Records supplied:
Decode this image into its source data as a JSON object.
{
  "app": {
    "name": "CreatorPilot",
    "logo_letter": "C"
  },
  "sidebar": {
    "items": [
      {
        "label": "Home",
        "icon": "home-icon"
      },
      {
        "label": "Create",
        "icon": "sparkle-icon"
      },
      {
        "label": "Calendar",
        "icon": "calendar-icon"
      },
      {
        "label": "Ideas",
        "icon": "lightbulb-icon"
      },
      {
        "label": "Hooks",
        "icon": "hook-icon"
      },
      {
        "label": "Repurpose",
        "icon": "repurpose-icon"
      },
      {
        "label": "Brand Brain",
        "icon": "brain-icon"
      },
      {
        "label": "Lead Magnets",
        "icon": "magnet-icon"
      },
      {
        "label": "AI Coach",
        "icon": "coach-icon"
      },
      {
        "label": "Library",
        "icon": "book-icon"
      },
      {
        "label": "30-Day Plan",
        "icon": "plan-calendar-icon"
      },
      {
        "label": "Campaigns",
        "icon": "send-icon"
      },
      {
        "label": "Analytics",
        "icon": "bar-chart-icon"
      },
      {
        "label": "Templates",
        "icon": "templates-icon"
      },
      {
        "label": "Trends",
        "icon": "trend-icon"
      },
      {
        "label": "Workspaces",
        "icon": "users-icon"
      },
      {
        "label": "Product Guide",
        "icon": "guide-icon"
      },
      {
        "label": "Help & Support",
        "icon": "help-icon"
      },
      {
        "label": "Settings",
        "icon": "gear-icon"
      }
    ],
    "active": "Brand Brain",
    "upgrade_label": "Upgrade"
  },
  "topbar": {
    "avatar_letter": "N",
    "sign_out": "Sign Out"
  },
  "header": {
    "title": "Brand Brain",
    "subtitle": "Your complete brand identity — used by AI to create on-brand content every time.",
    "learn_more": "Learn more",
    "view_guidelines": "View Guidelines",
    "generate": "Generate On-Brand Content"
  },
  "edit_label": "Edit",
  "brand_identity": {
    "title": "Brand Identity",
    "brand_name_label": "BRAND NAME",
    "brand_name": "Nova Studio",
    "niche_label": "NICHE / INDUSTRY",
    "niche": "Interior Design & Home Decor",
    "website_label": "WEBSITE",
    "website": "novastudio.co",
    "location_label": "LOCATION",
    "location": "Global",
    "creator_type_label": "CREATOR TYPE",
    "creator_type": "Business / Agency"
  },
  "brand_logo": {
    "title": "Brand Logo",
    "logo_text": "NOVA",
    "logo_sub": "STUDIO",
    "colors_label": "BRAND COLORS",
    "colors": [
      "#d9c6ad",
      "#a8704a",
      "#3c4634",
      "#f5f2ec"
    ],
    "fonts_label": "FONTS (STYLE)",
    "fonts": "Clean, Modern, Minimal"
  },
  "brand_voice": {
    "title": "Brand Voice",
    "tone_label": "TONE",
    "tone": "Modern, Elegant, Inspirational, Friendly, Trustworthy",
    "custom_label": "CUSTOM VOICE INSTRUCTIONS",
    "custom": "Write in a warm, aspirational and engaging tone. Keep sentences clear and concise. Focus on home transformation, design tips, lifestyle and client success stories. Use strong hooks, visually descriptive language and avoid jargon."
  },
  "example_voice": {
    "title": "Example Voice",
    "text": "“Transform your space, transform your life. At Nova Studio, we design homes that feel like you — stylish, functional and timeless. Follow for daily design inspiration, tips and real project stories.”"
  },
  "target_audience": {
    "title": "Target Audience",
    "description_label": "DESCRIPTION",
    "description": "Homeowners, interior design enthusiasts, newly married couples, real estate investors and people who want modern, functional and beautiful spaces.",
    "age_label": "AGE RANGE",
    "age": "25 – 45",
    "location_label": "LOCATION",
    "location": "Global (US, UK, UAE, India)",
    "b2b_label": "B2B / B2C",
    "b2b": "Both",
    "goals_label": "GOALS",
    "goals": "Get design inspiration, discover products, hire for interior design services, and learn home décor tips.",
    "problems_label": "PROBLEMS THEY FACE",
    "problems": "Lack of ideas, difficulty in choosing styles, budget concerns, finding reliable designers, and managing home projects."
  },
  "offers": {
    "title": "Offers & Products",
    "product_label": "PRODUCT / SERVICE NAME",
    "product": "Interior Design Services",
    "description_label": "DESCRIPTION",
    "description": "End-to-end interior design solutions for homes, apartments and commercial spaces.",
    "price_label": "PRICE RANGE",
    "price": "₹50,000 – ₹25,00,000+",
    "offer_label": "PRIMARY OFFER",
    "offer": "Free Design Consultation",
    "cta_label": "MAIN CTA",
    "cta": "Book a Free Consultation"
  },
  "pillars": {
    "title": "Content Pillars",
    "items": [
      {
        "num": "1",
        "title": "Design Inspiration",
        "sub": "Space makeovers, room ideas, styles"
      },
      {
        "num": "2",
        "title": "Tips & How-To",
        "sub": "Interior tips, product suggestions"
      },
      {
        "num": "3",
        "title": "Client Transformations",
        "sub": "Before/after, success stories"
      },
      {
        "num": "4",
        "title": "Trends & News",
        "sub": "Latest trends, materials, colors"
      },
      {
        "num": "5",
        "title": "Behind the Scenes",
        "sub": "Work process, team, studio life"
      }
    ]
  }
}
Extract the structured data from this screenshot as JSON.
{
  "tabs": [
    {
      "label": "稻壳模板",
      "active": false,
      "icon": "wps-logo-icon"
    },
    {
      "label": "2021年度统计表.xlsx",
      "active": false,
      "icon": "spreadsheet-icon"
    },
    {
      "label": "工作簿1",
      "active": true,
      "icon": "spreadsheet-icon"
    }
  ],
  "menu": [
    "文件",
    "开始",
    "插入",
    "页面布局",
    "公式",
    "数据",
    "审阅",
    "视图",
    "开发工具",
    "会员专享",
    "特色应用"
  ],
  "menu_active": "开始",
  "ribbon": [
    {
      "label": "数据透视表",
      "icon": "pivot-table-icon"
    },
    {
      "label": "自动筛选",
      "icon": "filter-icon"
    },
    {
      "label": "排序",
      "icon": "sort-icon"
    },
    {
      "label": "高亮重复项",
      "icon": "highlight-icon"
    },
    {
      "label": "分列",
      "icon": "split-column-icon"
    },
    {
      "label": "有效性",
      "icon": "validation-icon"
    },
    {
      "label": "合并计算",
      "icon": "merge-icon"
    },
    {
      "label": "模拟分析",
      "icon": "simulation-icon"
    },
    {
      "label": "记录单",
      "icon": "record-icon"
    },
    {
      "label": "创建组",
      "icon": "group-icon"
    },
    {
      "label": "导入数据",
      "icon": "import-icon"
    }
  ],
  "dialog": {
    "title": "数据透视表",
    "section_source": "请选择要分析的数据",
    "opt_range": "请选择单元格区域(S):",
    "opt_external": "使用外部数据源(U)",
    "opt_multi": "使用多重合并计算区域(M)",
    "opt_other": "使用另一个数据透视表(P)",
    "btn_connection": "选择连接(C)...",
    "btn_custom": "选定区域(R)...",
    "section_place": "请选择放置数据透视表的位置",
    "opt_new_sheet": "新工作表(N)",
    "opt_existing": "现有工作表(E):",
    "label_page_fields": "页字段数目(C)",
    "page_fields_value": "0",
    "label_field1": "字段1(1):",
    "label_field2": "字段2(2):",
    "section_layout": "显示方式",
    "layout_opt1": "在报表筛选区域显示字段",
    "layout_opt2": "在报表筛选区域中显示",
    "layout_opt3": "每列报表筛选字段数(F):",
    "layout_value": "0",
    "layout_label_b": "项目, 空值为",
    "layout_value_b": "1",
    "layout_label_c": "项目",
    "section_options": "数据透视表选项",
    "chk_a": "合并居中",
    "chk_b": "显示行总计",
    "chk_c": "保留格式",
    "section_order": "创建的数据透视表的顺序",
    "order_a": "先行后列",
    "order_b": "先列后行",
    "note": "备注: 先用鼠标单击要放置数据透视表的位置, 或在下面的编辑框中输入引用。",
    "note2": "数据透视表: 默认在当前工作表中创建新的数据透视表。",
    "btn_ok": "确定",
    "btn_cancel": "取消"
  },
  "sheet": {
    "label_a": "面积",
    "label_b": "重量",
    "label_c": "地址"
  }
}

Directive:
From the listing above, pick out each line where the word "stories" appears.

Solution to this problem:
    "custom": "Write in a warm, aspirational and engaging tone. Keep sentences clear and concise. Focus on home transformation, design tips, lifestyle and client success stories. Use strong hooks, visually descriptive language and avoid jargon."
    "text": "“Transform your space, transform your life. At Nova Studio, we design homes that feel like you — stylish, functional and timeless. Follow for daily design inspiration, tips and real project stories.”"
        "sub": "Before/after, success stories"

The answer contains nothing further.